RECORDS FOR THE EXERCISE
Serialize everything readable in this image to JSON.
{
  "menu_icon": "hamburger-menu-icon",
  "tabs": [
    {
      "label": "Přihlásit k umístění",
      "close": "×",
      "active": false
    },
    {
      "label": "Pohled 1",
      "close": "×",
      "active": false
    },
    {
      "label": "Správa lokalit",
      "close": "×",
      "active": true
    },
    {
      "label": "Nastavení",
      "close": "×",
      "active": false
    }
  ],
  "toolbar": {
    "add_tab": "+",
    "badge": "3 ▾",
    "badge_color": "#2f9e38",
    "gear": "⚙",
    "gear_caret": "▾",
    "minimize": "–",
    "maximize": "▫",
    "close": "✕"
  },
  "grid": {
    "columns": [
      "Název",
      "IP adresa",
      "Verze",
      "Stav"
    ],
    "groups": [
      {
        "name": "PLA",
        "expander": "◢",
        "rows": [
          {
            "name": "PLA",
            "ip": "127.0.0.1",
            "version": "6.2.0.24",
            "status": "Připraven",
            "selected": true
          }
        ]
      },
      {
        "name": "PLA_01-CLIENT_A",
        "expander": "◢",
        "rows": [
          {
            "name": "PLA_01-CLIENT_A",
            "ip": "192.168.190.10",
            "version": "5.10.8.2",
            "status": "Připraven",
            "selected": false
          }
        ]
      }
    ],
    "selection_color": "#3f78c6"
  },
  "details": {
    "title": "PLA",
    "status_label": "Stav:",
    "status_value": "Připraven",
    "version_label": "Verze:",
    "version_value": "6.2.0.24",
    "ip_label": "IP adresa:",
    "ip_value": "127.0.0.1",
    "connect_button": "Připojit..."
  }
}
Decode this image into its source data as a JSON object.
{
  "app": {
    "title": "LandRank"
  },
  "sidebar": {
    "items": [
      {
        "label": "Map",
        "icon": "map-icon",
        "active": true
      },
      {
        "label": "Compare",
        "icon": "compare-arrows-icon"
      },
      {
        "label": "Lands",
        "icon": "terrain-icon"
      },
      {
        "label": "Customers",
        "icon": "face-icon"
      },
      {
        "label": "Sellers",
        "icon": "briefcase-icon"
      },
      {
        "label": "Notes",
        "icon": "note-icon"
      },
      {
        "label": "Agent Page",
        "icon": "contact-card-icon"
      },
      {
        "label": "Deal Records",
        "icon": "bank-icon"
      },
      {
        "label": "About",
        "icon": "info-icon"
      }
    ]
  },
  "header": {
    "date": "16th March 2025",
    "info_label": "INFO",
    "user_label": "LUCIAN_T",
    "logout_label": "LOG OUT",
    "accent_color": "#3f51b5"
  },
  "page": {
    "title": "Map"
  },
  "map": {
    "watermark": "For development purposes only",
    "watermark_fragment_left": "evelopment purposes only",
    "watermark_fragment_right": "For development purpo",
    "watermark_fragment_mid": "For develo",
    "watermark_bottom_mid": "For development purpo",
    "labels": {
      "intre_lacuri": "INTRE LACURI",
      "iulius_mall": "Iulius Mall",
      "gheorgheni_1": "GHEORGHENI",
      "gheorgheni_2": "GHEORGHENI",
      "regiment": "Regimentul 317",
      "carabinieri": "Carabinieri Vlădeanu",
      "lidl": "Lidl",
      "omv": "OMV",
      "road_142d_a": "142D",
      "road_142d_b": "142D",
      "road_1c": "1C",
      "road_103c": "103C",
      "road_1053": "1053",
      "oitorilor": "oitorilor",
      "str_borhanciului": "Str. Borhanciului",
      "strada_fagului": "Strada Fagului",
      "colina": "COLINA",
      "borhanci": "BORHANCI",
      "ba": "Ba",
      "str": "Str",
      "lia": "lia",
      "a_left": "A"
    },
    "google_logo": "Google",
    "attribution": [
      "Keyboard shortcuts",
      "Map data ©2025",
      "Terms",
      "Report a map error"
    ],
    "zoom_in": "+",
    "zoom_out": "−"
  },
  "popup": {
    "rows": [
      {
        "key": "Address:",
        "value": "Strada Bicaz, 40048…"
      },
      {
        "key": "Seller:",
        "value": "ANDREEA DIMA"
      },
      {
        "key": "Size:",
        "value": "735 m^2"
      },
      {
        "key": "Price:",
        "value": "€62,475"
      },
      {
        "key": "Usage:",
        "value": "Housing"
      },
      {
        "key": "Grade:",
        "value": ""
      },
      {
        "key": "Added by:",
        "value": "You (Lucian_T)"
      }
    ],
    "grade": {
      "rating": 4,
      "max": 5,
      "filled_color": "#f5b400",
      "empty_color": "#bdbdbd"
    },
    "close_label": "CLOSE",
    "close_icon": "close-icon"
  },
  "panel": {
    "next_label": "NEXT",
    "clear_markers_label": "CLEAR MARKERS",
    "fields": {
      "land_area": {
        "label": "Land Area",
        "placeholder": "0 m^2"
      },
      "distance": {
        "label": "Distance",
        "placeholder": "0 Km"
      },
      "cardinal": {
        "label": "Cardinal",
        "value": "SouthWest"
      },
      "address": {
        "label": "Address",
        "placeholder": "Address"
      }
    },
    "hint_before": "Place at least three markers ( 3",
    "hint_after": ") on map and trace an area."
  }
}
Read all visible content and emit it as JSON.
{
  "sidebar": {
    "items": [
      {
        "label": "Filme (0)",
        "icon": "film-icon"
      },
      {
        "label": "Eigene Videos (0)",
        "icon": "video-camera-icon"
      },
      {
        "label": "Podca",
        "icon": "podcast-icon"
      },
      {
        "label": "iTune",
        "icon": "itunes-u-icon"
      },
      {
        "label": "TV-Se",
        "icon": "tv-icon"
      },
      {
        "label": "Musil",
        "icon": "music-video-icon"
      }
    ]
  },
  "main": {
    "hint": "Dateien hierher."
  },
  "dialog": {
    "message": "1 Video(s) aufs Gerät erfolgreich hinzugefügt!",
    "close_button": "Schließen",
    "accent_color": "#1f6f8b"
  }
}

PROMPT
Make an exact copy of the material above.

WRITTEN SOLUTION
Serialize everything readable in this image to JSON.
{
  "menu_icon": "hamburger-menu-icon",
  "tabs": [
    {
      "label": "Přihlásit k umístění",
      "close": "×",
      "active": false
    },
    {
      "label": "Pohled 1",
      "close": "×",
      "active": false
    },
    {
      "label": "Správa lokalit",
      "close": "×",
      "active": true
    },
    {
      "label": "Nastavení",
      "close": "×",
      "active": false
    }
  ],
  "toolbar": {
    "add_tab": "+",
    "badge": "3 ▾",
    "badge_color": "#2f9e38",
    "gear": "⚙",
    "gear_caret": "▾",
    "minimize": "–",
    "maximize": "▫",
    "close": "✕"
  },
  "grid": {
    "columns": [
      "Název",
      "IP adresa",
      "Verze",
      "Stav"
    ],
    "groups": [
      {
        "name": "PLA",
        "expander": "◢",
        "rows": [
          {
            "name": "PLA",
            "ip": "127.0.0.1",
            "version": "6.2.0.24",
            "status": "Připraven",
            "selected": true
          }
        ]
      },
      {
        "name": "PLA_01-CLIENT_A",
        "expander": "◢",
        "rows": [
          {
            "name": "PLA_01-CLIENT_A",
            "ip": "192.168.190.10",
            "version": "5.10.8.2",
            "status": "Připraven",
            "selected": false
          }
        ]
      }
    ],
    "selection_color": "#3f78c6"
  },
  "details": {
    "title": "PLA",
    "status_label": "Stav:",
    "status_value": "Připraven",
    "version_label": "Verze:",
    "version_value": "6.2.0.24",
    "ip_label": "IP adresa:",
    "ip_value": "127.0.0.1",
    "connect_button": "Připojit..."
  }
}
Decode this image into its source data as a JSON object.
{
  "app": {
    "title": "LandRank"
  },
  "sidebar": {
    "items": [
      {
        "label": "Map",
        "icon": "map-icon",
        "active": true
      },
      {
        "label": "Compare",
        "icon": "compare-arrows-icon"
      },
      {
        "label": "Lands",
        "icon": "terrain-icon"
      },
      {
        "label": "Customers",
        "icon": "face-icon"
      },
      {
        "label": "Sellers",
        "icon": "briefcase-icon"
      },
      {
        "label": "Notes",
        "icon": "note-icon"
      },
      {
        "label": "Agent Page",
        "icon": "contact-card-icon"
      },
      {
        "label": "Deal Records",
        "icon": "bank-icon"
      },
      {
        "label": "About",
        "icon": "info-icon"
      }
    ]
  },
  "header": {
    "date": "16th March 2025",
    "info_label": "INFO",
    "user_label": "LUCIAN_T",
    "logout_label": "LOG OUT",
    "accent_color": "#3f51b5"
  },
  "page": {
    "title": "Map"
  },
  "map": {
    "watermark": "For development purposes only",
    "watermark_fragment_left": "evelopment purposes only",
    "watermark_fragment_right": "For development purpo",
    "watermark_fragment_mid": "For develo",
    "watermark_bottom_mid": "For development purpo",
    "labels": {
      "intre_lacuri": "INTRE LACURI",
      "iulius_mall": "Iulius Mall",
      "gheorgheni_1": "GHEORGHENI",
      "gheorgheni_2": "GHEORGHENI",
      "regiment": "Regimentul 317",
      "carabinieri": "Carabinieri Vlădeanu",
      "lidl": "Lidl",
      "omv": "OMV",
      "road_142d_a": "142D",
      "road_142d_b": "142D",
      "road_1c": "1C",
      "road_103c": "103C",
      "road_1053": "1053",
      "oitorilor": "oitorilor",
      "str_borhanciului": "Str. Borhanciului",
      "strada_fagului": "Strada Fagului",
      "colina": "COLINA",
      "borhanci": "BORHANCI",
      "ba": "Ba",
      "str": "Str",
      "lia": "lia",
      "a_left": "A"
    },
    "google_logo": "Google",
    "attribution": [
      "Keyboard shortcuts",
      "Map data ©2025",
      "Terms",
      "Report a map error"
    ],
    "zoom_in": "+",
    "zoom_out": "−"
  },
  "popup": {
    "rows": [
      {
        "key": "Address:",
        "value": "Strada Bicaz, 40048…"
      },
      {
        "key": "Seller:",
        "value": "ANDREEA DIMA"
      },
      {
        "key": "Size:",
        "value": "735 m^2"
      },
      {
        "key": "Price:",
        "value": "€62,475"
      },
      {
        "key": "Usage:",
        "value": "Housing"
      },
      {
        "key": "Grade:",
        "value": ""
      },
      {
        "key": "Added by:",
        "value": "You (Lucian_T)"
      }
    ],
    "grade": {
      "rating": 4,
      "max": 5,
      "filled_color": "#f5b400",
      "empty_color": "#bdbdbd"
    },
    "close_label": "CLOSE",
    "close_icon": "close-icon"
  },
  "panel": {
    "next_label": "NEXT",
    "clear_markers_label": "CLEAR MARKERS",
    "fields": {
      "land_area": {
        "label": "Land Area",
        "placeholder": "0 m^2"
      },
      "distance": {
        "label": "Distance",
        "placeholder": "0 Km"
      },
      "cardinal": {
        "label": "Cardinal",
        "value": "SouthWest"
      },
      "address": {
        "label": "Address",
        "placeholder": "Address"
      }
    },
    "hint_before": "Place at least three markers ( 3",
    "hint_after": ") on map and trace an area."
  }
}
Read all visible content and emit it as JSON.
{
  "sidebar": {
    "items": [
      {
        "label": "Filme (0)",
        "icon": "film-icon"
      },
      {
        "label": "Eigene Videos (0)",
        "icon": "video-camera-icon"
      },
      {
        "label": "Podca",
        "icon": "podcast-icon"
      },
      {
        "label": "iTune",
        "icon": "itunes-u-icon"
      },
      {
        "label": "TV-Se",
        "icon": "tv-icon"
      },
      {
        "label": "Musil",
        "icon": "music-video-icon"
      }
    ]
  },
  "main": {
    "hint": "Dateien hierher."
  },
  "dialog": {
    "message": "1 Video(s) aufs Gerät erfolgreich hinzugefügt!",
    "close_button": "Schließen",
    "accent_color": "#1f6f8b"
  }
}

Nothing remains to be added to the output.